Repeat the listing word for word, from its start up to and including the line that contains "The upper parallel plate segment 3A is at". Leave the pictures out of your answer.

● ● ●

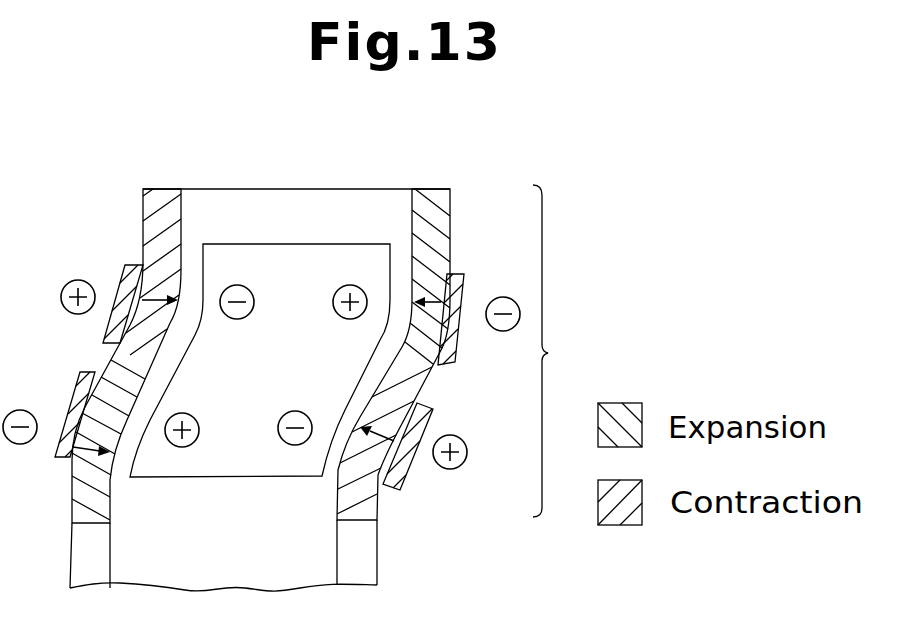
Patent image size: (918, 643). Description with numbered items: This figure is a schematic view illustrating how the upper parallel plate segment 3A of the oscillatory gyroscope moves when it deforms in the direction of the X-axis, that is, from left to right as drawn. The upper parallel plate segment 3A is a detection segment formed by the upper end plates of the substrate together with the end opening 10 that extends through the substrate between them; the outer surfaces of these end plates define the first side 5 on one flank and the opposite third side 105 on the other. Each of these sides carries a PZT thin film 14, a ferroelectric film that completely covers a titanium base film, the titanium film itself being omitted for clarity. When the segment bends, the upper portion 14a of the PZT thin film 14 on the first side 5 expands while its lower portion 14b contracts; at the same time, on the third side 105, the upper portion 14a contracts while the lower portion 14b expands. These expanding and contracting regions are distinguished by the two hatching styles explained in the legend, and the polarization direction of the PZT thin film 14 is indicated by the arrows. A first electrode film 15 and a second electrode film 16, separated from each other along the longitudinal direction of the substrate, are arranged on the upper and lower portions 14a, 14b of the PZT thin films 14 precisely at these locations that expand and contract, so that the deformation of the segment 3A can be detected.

The first side 5 is at (440, 197).
The third side 105 is at (175, 208).
The end opening 10 is at (186, 343).
The PZT thin film 14 is at (68, 500).
The upper portion 14a is at (164, 200).
The lower portion 14b is at (97, 508).
The first electrode film 15 is at (82, 374).
The second electrode film 16 is at (128, 278).
The upper parallel plate segment 3A is at (566, 351).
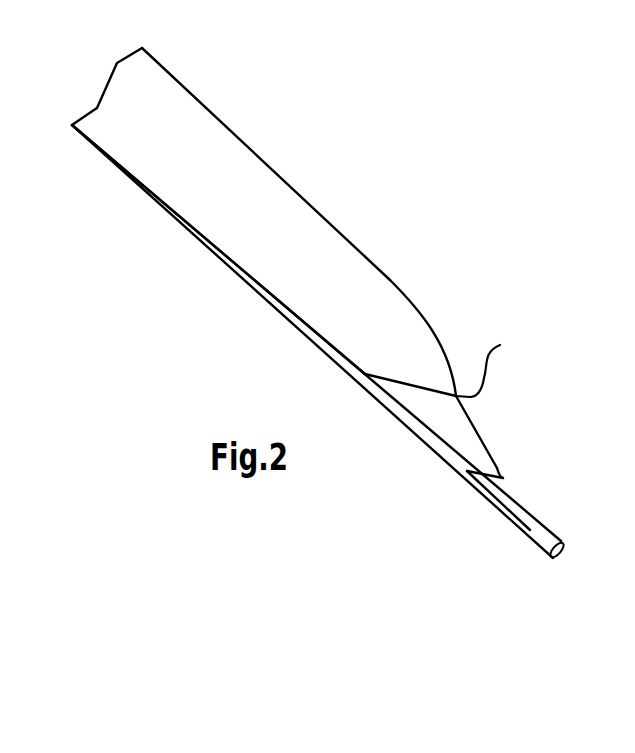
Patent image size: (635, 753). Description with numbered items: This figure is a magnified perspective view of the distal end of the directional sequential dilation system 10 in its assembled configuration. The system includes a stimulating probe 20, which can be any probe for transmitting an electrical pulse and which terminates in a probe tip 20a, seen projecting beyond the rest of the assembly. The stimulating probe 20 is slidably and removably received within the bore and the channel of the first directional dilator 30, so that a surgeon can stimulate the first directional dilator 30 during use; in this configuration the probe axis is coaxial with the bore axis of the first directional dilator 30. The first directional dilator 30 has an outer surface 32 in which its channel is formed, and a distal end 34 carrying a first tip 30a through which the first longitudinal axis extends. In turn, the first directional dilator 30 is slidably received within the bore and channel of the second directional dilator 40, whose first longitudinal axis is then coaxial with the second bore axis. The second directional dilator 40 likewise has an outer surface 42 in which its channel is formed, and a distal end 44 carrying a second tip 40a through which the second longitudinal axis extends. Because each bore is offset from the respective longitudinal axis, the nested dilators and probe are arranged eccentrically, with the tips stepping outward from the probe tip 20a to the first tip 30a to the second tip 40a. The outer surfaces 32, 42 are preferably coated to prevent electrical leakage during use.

The directional sequential dilation system 10 is at (448, 202).
The stimulating probe 20 is at (347, 373).
The probe tip 20a is at (555, 559).
The first directional dilator 30 is at (525, 427).
The first tip 30a is at (503, 477).
The outer surface 32 is at (437, 407).
The distal end 34 is at (467, 470).
The second directional dilator 40 is at (308, 222).
The second tip 40a is at (500, 364).
The outer surface 42 is at (305, 227).
The distal end 44 is at (422, 347).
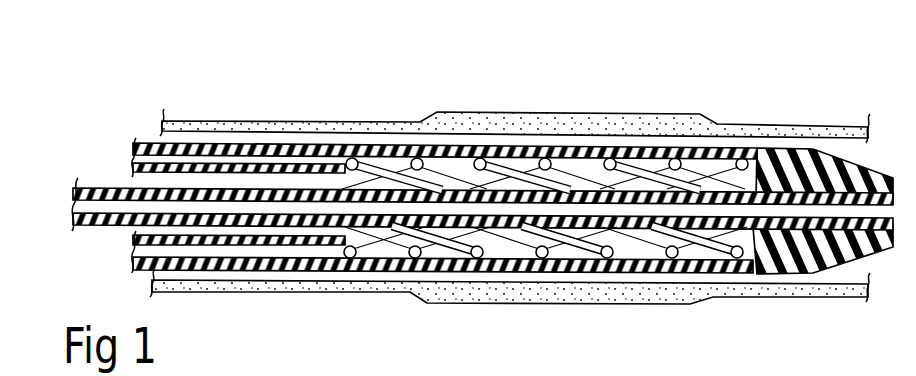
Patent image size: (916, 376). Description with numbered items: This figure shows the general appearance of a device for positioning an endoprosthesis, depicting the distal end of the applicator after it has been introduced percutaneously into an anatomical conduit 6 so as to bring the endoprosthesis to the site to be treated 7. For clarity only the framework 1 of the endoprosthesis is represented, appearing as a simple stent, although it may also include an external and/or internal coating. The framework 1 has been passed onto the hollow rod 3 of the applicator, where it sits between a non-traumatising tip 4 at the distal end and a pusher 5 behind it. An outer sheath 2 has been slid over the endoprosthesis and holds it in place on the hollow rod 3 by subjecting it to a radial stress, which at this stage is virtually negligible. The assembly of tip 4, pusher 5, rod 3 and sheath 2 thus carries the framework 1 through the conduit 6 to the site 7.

The framework 1 is at (525, 157).
The outer sheath 2 is at (390, 146).
The hollow rod 3 is at (727, 152).
The non-traumatising tip 4 is at (880, 172).
The pusher 5 is at (205, 181).
The anatomical conduit 6 is at (784, 127).
The site to be treated 7 is at (594, 113).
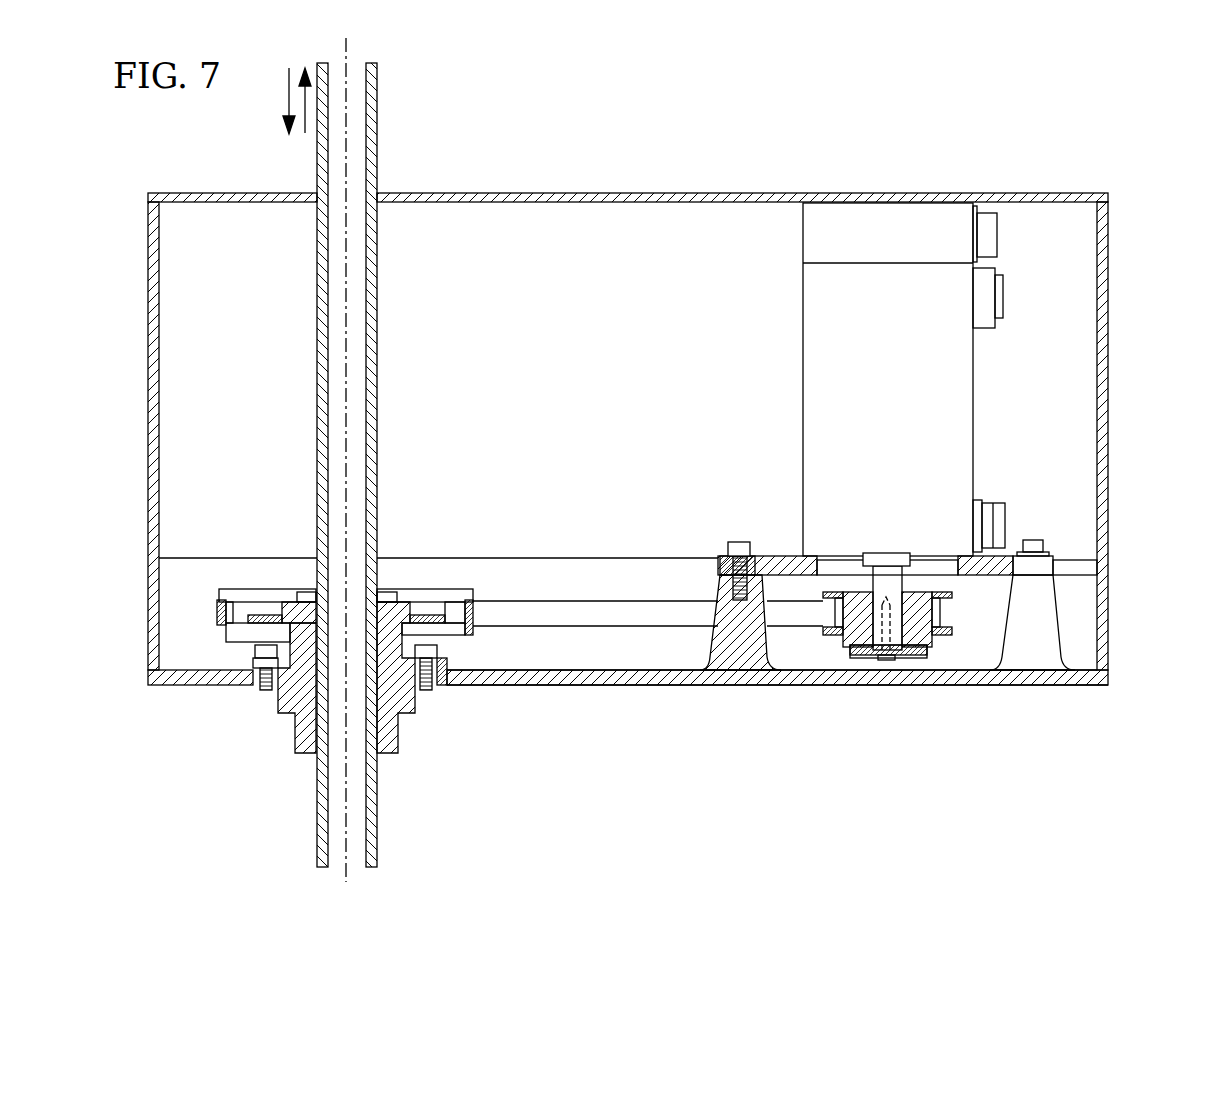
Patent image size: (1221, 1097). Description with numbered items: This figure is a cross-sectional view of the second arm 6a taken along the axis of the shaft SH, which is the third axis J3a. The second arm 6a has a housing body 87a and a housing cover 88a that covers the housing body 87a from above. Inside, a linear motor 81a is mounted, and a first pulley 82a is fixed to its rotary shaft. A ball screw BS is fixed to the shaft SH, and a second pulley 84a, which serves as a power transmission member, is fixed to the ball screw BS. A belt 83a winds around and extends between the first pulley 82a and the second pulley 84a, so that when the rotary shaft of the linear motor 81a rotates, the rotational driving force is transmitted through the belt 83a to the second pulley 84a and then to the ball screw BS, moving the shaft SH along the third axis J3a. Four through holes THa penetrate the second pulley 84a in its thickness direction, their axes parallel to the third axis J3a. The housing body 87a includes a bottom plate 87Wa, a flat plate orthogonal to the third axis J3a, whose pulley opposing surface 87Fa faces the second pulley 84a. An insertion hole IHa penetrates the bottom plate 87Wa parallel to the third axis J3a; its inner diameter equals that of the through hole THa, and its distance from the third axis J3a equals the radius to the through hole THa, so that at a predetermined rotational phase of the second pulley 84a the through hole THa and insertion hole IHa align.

The second arm 6a is at (1002, 138).
The third axis J3a is at (347, 443).
The shaft SH is at (378, 100).
The housing cover 88a is at (633, 190).
The housing body 87a is at (1108, 610).
The pulley opposing surface 87Fa is at (504, 656).
The bottom plate 87Wa is at (597, 686).
The linear motor 81a is at (803, 233).
The first pulley 82a is at (845, 642).
The belt 83a is at (665, 627).
The second pulley 84a is at (222, 643).
The ball screw BS is at (287, 716).
The insertion hole IHa is at (450, 691).
The through hole THa is at (457, 598).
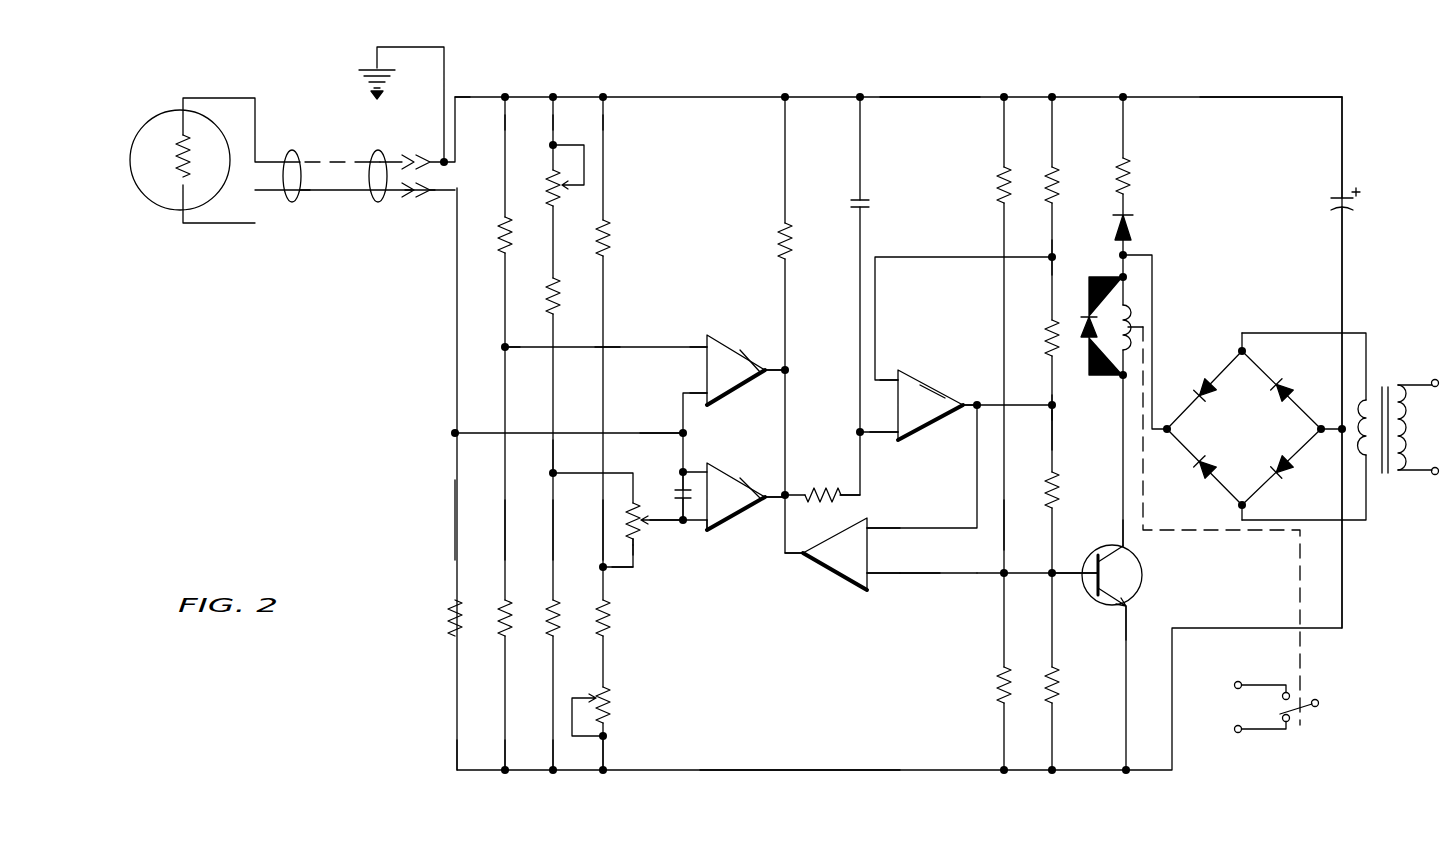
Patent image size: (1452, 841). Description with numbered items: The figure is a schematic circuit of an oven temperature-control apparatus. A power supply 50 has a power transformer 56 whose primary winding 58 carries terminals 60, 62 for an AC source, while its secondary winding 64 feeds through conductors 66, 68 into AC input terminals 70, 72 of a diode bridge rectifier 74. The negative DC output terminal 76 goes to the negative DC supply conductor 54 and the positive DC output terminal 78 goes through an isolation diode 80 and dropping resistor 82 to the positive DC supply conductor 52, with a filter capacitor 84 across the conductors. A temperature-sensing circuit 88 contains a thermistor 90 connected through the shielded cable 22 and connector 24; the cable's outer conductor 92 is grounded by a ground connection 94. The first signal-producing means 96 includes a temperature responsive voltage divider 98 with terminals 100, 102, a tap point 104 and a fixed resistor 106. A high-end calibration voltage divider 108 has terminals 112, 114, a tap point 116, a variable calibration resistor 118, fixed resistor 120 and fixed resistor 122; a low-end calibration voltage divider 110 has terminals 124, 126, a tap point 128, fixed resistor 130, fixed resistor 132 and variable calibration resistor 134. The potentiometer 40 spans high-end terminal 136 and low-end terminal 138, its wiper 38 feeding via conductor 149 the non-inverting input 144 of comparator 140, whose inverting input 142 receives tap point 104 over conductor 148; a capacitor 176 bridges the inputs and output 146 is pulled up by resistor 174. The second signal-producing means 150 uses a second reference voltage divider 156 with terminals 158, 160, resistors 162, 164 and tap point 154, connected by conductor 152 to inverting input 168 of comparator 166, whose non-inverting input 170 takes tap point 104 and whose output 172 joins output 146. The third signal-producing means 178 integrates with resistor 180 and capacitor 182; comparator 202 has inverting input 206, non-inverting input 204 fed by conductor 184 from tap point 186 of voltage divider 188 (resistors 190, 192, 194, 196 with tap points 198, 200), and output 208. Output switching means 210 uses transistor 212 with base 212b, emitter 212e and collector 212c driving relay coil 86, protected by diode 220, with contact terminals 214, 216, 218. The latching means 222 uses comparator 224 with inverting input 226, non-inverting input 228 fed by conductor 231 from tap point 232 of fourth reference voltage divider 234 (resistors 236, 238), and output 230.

● ● ●

* Reply:
Patent image size: (918, 643). Description with numbered items: This figure is a schematic view illustrating how the upper parallel plate segment 3A of the oscillatory gyroscope moves when it deforms in the direction of the X-axis, that is, from left to right as drawn. The upper parallel plate segment 3A is a detection segment formed by the upper end plates of the substrate together with the end opening 10 that extends through the substrate between them; the outer surfaces of these end plates define the first side 5 on one flank and the opposite third side 105 on the other. Each of these sides carries a PZT thin film 14, a ferroelectric film that completely covers a titanium base film, the titanium film itself being omitted for clarity. When the segment bends, the upper portion 14a of the PZT thin film 14 on the first side 5 expands while its lower portion 14b contracts; at the same time, on the third side 105, the upper portion 14a contracts while the lower portion 14b expands. These expanding and contracting regions are distinguished by the two hatching styles explained in the legend, and the polarization direction of the PZT thin film 14 is indicated by the arrows. A first electrode film 15 and a second electrode film 16, separated from each other along the longitudinal direction of the substrate, are arranged on the upper and lower portions 14a, 14b of the PZT thin films 14 precisely at these locations that expand and contract, so that the deformation of the segment 3A can be detected.

The first side 5 is at (440, 197).
The third side 105 is at (175, 208).
The end opening 10 is at (186, 343).
The PZT thin film 14 is at (68, 500).
The upper portion 14a is at (164, 200).
The lower portion 14b is at (97, 508).
The first electrode film 15 is at (82, 374).
The second electrode film 16 is at (128, 278).
The upper parallel plate segment 3A is at (566, 351).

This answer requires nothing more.